Exercise description
Keep the pictures out of the copy and repeat the records exactly.

Figure record extracts
— Begin —

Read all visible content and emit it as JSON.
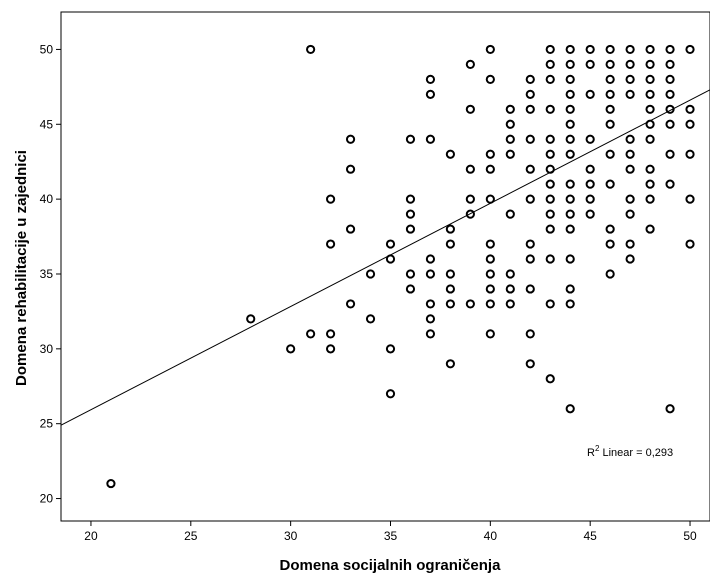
{
  "chart_data": {
    "type": "scatter",
    "title": "",
    "xlabel": "Domena socijalnih ograničenja",
    "ylabel": "Domena rehabilitacije u zajednici",
    "xlim": [
      18.5,
      51
    ],
    "ylim": [
      18.5,
      52.5
    ],
    "xticks": [
      20,
      25,
      30,
      35,
      40,
      45,
      50
    ],
    "yticks": [
      20,
      25,
      30,
      35,
      40,
      45,
      50
    ],
    "grid": false,
    "annotation": {
      "r2_prefix": "R",
      "r2_sup": "2",
      "r2_text": " Linear = 0,293"
    },
    "fit_line": {
      "x": [
        18.5,
        51
      ],
      "y": [
        24.9,
        47.3
      ]
    },
    "points": [
      [
        21,
        21
      ],
      [
        28,
        32
      ],
      [
        30,
        30
      ],
      [
        31,
        31
      ],
      [
        31,
        50
      ],
      [
        32,
        40
      ],
      [
        32,
        37
      ],
      [
        32,
        31
      ],
      [
        32,
        30
      ],
      [
        33,
        44
      ],
      [
        33,
        42
      ],
      [
        33,
        38
      ],
      [
        33,
        33
      ],
      [
        34,
        35
      ],
      [
        34,
        32
      ],
      [
        35,
        37
      ],
      [
        35,
        36
      ],
      [
        35,
        30
      ],
      [
        35,
        27
      ],
      [
        36,
        44
      ],
      [
        36,
        40
      ],
      [
        36,
        39
      ],
      [
        36,
        38
      ],
      [
        36,
        35
      ],
      [
        36,
        34
      ],
      [
        37,
        48
      ],
      [
        37,
        47
      ],
      [
        37,
        44
      ],
      [
        37,
        36
      ],
      [
        37,
        35
      ],
      [
        37,
        33
      ],
      [
        37,
        32
      ],
      [
        37,
        31
      ],
      [
        38,
        43
      ],
      [
        38,
        38
      ],
      [
        38,
        37
      ],
      [
        38,
        35
      ],
      [
        38,
        34
      ],
      [
        38,
        33
      ],
      [
        38,
        29
      ],
      [
        39,
        49
      ],
      [
        39,
        46
      ],
      [
        39,
        42
      ],
      [
        39,
        40
      ],
      [
        39,
        39
      ],
      [
        39,
        33
      ],
      [
        40,
        50
      ],
      [
        40,
        48
      ],
      [
        40,
        43
      ],
      [
        40,
        42
      ],
      [
        40,
        40
      ],
      [
        40,
        37
      ],
      [
        40,
        36
      ],
      [
        40,
        35
      ],
      [
        40,
        34
      ],
      [
        40,
        33
      ],
      [
        40,
        31
      ],
      [
        41,
        46
      ],
      [
        41,
        45
      ],
      [
        41,
        44
      ],
      [
        41,
        43
      ],
      [
        41,
        39
      ],
      [
        41,
        35
      ],
      [
        41,
        34
      ],
      [
        41,
        33
      ],
      [
        42,
        48
      ],
      [
        42,
        47
      ],
      [
        42,
        46
      ],
      [
        42,
        44
      ],
      [
        42,
        42
      ],
      [
        42,
        40
      ],
      [
        42,
        37
      ],
      [
        42,
        36
      ],
      [
        42,
        34
      ],
      [
        42,
        31
      ],
      [
        42,
        29
      ],
      [
        43,
        50
      ],
      [
        43,
        49
      ],
      [
        43,
        48
      ],
      [
        43,
        46
      ],
      [
        43,
        44
      ],
      [
        43,
        43
      ],
      [
        43,
        42
      ],
      [
        43,
        41
      ],
      [
        43,
        40
      ],
      [
        43,
        39
      ],
      [
        43,
        38
      ],
      [
        43,
        36
      ],
      [
        43,
        33
      ],
      [
        43,
        28
      ],
      [
        44,
        50
      ],
      [
        44,
        49
      ],
      [
        44,
        48
      ],
      [
        44,
        47
      ],
      [
        44,
        46
      ],
      [
        44,
        45
      ],
      [
        44,
        44
      ],
      [
        44,
        43
      ],
      [
        44,
        41
      ],
      [
        44,
        40
      ],
      [
        44,
        39
      ],
      [
        44,
        38
      ],
      [
        44,
        36
      ],
      [
        44,
        34
      ],
      [
        44,
        33
      ],
      [
        44,
        26
      ],
      [
        45,
        50
      ],
      [
        45,
        49
      ],
      [
        45,
        47
      ],
      [
        45,
        44
      ],
      [
        45,
        42
      ],
      [
        45,
        41
      ],
      [
        45,
        40
      ],
      [
        45,
        39
      ],
      [
        46,
        50
      ],
      [
        46,
        49
      ],
      [
        46,
        48
      ],
      [
        46,
        47
      ],
      [
        46,
        46
      ],
      [
        46,
        45
      ],
      [
        46,
        43
      ],
      [
        46,
        41
      ],
      [
        46,
        38
      ],
      [
        46,
        37
      ],
      [
        46,
        35
      ],
      [
        47,
        50
      ],
      [
        47,
        49
      ],
      [
        47,
        48
      ],
      [
        47,
        47
      ],
      [
        47,
        44
      ],
      [
        47,
        43
      ],
      [
        47,
        42
      ],
      [
        47,
        40
      ],
      [
        47,
        39
      ],
      [
        47,
        37
      ],
      [
        47,
        36
      ],
      [
        48,
        50
      ],
      [
        48,
        49
      ],
      [
        48,
        48
      ],
      [
        48,
        47
      ],
      [
        48,
        46
      ],
      [
        48,
        45
      ],
      [
        48,
        44
      ],
      [
        48,
        42
      ],
      [
        48,
        41
      ],
      [
        48,
        40
      ],
      [
        48,
        38
      ],
      [
        49,
        50
      ],
      [
        49,
        49
      ],
      [
        49,
        48
      ],
      [
        49,
        47
      ],
      [
        49,
        46
      ],
      [
        49,
        45
      ],
      [
        49,
        43
      ],
      [
        49,
        41
      ],
      [
        49,
        26
      ],
      [
        50,
        50
      ],
      [
        50,
        46
      ],
      [
        50,
        45
      ],
      [
        50,
        43
      ],
      [
        50,
        40
      ],
      [
        50,
        37
      ]
    ]
  }
}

— End —

Written response
Read all visible content and emit it as JSON.
{
  "chart_data": {
    "type": "scatter",
    "title": "",
    "xlabel": "Domena socijalnih ograničenja",
    "ylabel": "Domena rehabilitacije u zajednici",
    "xlim": [
      18.5,
      51
    ],
    "ylim": [
      18.5,
      52.5
    ],
    "xticks": [
      20,
      25,
      30,
      35,
      40,
      45,
      50
    ],
    "yticks": [
      20,
      25,
      30,
      35,
      40,
      45,
      50
    ],
    "grid": false,
    "annotation": {
      "r2_prefix": "R",
      "r2_sup": "2",
      "r2_text": " Linear = 0,293"
    },
    "fit_line": {
      "x": [
        18.5,
        51
      ],
      "y": [
        24.9,
        47.3
      ]
    },
    "points": [
      [
        21,
        21
      ],
      [
        28,
        32
      ],
      [
        30,
        30
      ],
      [
        31,
        31
      ],
      [
        31,
        50
      ],
      [
        32,
        40
      ],
      [
        32,
        37
      ],
      [
        32,
        31
      ],
      [
        32,
        30
      ],
      [
        33,
        44
      ],
      [
        33,
        42
      ],
      [
        33,
        38
      ],
      [
        33,
        33
      ],
      [
        34,
        35
      ],
      [
        34,
        32
      ],
      [
        35,
        37
      ],
      [
        35,
        36
      ],
      [
        35,
        30
      ],
      [
        35,
        27
      ],
      [
        36,
        44
      ],
      [
        36,
        40
      ],
      [
        36,
        39
      ],
      [
        36,
        38
      ],
      [
        36,
        35
      ],
      [
        36,
        34
      ],
      [
        37,
        48
      ],
      [
        37,
        47
      ],
      [
        37,
        44
      ],
      [
        37,
        36
      ],
      [
        37,
        35
      ],
      [
        37,
        33
      ],
      [
        37,
        32
      ],
      [
        37,
        31
      ],
      [
        38,
        43
      ],
      [
        38,
        38
      ],
      [
        38,
        37
      ],
      [
        38,
        35
      ],
      [
        38,
        34
      ],
      [
        38,
        33
      ],
      [
        38,
        29
      ],
      [
        39,
        49
      ],
      [
        39,
        46
      ],
      [
        39,
        42
      ],
      [
        39,
        40
      ],
      [
        39,
        39
      ],
      [
        39,
        33
      ],
      [
        40,
        50
      ],
      [
        40,
        48
      ],
      [
        40,
        43
      ],
      [
        40,
        42
      ],
      [
        40,
        40
      ],
      [
        40,
        37
      ],
      [
        40,
        36
      ],
      [
        40,
        35
      ],
      [
        40,
        34
      ],
      [
        40,
        33
      ],
      [
        40,
        31
      ],
      [
        41,
        46
      ],
      [
        41,
        45
      ],
      [
        41,
        44
      ],
      [
        41,
        43
      ],
      [
        41,
        39
      ],
      [
        41,
        35
      ],
      [
        41,
        34
      ],
      [
        41,
        33
      ],
      [
        42,
        48
      ],
      [
        42,
        47
      ],
      [
        42,
        46
      ],
      [
        42,
        44
      ],
      [
        42,
        42
      ],
      [
        42,
        40
      ],
      [
        42,
        37
      ],
      [
        42,
        36
      ],
      [
        42,
        34
      ],
      [
        42,
        31
      ],
      [
        42,
        29
      ],
      [
        43,
        50
      ],
      [
        43,
        49
      ],
      [
        43,
        48
      ],
      [
        43,
        46
      ],
      [
        43,
        44
      ],
      [
        43,
        43
      ],
      [
        43,
        42
      ],
      [
        43,
        41
      ],
      [
        43,
        40
      ],
      [
        43,
        39
      ],
      [
        43,
        38
      ],
      [
        43,
        36
      ],
      [
        43,
        33
      ],
      [
        43,
        28
      ],
      [
        44,
        50
      ],
      [
        44,
        49
      ],
      [
        44,
        48
      ],
      [
        44,
        47
      ],
      [
        44,
        46
      ],
      [
        44,
        45
      ],
      [
        44,
        44
      ],
      [
        44,
        43
      ],
      [
        44,
        41
      ],
      [
        44,
        40
      ],
      [
        44,
        39
      ],
      [
        44,
        38
      ],
      [
        44,
        36
      ],
      [
        44,
        34
      ],
      [
        44,
        33
      ],
      [
        44,
        26
      ],
      [
        45,
        50
      ],
      [
        45,
        49
      ],
      [
        45,
        47
      ],
      [
        45,
        44
      ],
      [
        45,
        42
      ],
      [
        45,
        41
      ],
      [
        45,
        40
      ],
      [
        45,
        39
      ],
      [
        46,
        50
      ],
      [
        46,
        49
      ],
      [
        46,
        48
      ],
      [
        46,
        47
      ],
      [
        46,
        46
      ],
      [
        46,
        45
      ],
      [
        46,
        43
      ],
      [
        46,
        41
      ],
      [
        46,
        38
      ],
      [
        46,
        37
      ],
      [
        46,
        35
      ],
      [
        47,
        50
      ],
      [
        47,
        49
      ],
      [
        47,
        48
      ],
      [
        47,
        47
      ],
      [
        47,
        44
      ],
      [
        47,
        43
      ],
      [
        47,
        42
      ],
      [
        47,
        40
      ],
      [
        47,
        39
      ],
      [
        47,
        37
      ],
      [
        47,
        36
      ],
      [
        48,
        50
      ],
      [
        48,
        49
      ],
      [
        48,
        48
      ],
      [
        48,
        47
      ],
      [
        48,
        46
      ],
      [
        48,
        45
      ],
      [
        48,
        44
      ],
      [
        48,
        42
      ],
      [
        48,
        41
      ],
      [
        48,
        40
      ],
      [
        48,
        38
      ],
      [
        49,
        50
      ],
      [
        49,
        49
      ],
      [
        49,
        48
      ],
      [
        49,
        47
      ],
      [
        49,
        46
      ],
      [
        49,
        45
      ],
      [
        49,
        43
      ],
      [
        49,
        41
      ],
      [
        49,
        26
      ],
      [
        50,
        50
      ],
      [
        50,
        46
      ],
      [
        50,
        45
      ],
      [
        50,
        43
      ],
      [
        50,
        40
      ],
      [
        50,
        37
      ]
    ]
  }
}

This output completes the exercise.